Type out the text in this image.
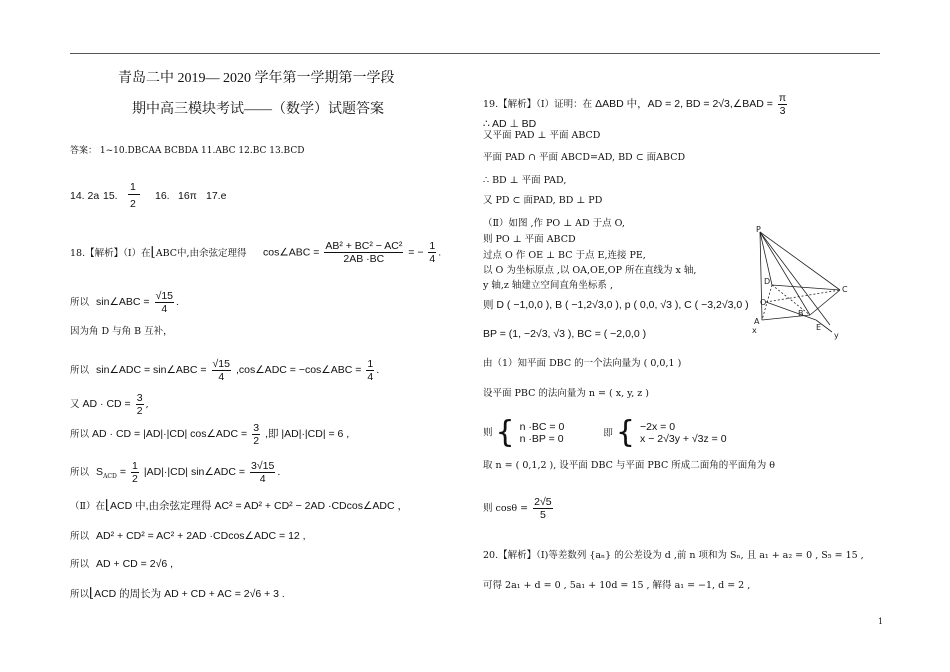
青岛二中 2019— 2020 学年第一学期第一学段
期中高三模块考试——（数学）试题答案
答案： 1~10.DBCAA BCBDA 11.ABC 12.BC 13.BCD
14. 2a 15.
1
2
16. 16π 17.e
18.【解析】（Ⅰ）在⌊ABC中,由余弦定理得 cos∠ABC = $\frac{\text{AB² + BC² − AC²}}{2AB \cdot BC}$ = − $\frac{1}{4}$ .
所以 sin∠ABC = $\frac{√15}{4}$ .
因为角 D 与角 B 互补，
所以 sin∠ADC = sin∠ABC = $\frac{√15}{4}$ ,cos∠ADC = −cos∠ABC = $\frac{1}{4}$ .
又 AD · CD = $\frac{3}{2}$ ,
所以 AD · CD = |AD|·|CD| cos∠ADC = $\frac{3}{2}$ ,即 |AD|·|CD| = 6 ,
所以 $S_{ACD} = \frac{1}{2} |AD|\cdot|CD|$ sin∠ADC = $\frac{3√15}{4}$ .
（Ⅱ）在⌊ACD 中,由余弦定理得 AC² = AD² + CD² − 2AD ·CDcos∠ADC ，
所以 AD² + CD² = AC² + 2AD ·CDcos∠ADC = 12 ,
所以 AD + CD = 2√6 ,
所以⌊ACD 的周长为 AD + CD + AC = 2√6 + 3 .
19.【解析】（Ⅰ）证明：在 ΔABD 中，AD = 2, BD = 2√3,∠BAD = $\frac{\pi}{3}$
∴ AD ⊥ BD
又平面 PAD ⊥ 平面 ABCD
平面 PAD ∩ 平面 ABCD=AD, BD ⊂ 面ABCD
∴ BD ⊥ 平面 PAD,
又 PD ⊂ 面PAD, BD ⊥ PD
（Ⅱ）如图 ,作 PO ⊥ AD 于点 O,
则 PO ⊥ 平面 ABCD
过点 O 作 OE ⊥ BC 于点 E,连接 PE,
以 O 为坐标原点 ,以 OA,OE,OP 所在直线为 x 轴,
y 轴,z 轴建立空间直角坐标系 ,
则 D ( −1,0,0 ), B ( −1,2√3,0 ), p ( 0,0, √3 ), C ( −3,2√3,0 )
BP = (1, −2√3, √3 ), BC = ( −2,0,0 )
由（1）知平面 DBC 的一个法向量为 ( 0,0,1 )
设平面 PBC 的法向量为 n = ( x, y, z )
则 { n ·BC = 0
n ·BP = 0	即 { −2x = 0
x − 2√3y + √3z = 0
取 n = ( 0,1,2 ), 设平面 DBC 与平面 PBC 所成二面角的平面角为 θ
则 $\cos\theta = \frac{2√5}{5}$
20.【解析】（Ⅰ)等差数列 {aₙ} 的公差设为 d ,前 n 项和为 Sₙ, 且 a₁ + a₂ = 0 , S₅ = 15 ,
可得 2a₁ + d = 0 , 5a₁ + 10d = 15 , 解得 a₁ = −1, d = 2 ,
P
D
O
A
B
E
C
x
y
1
#####
Pick out each line above that includes "cdot" and show it.

RESPONSE TO THE TASK:
18.【解析】（Ⅰ）在⌊ABC中,由余弦定理得 cos∠ABC = $\frac{\text{AB² + BC² − AC²}}{2AB \cdot BC}$ = − $\frac{1}{4}$ .
所以 $S_{ACD} = \frac{1}{2} |AD|\cdot|CD|$ sin∠ADC = $\frac{3√15}{4}$ .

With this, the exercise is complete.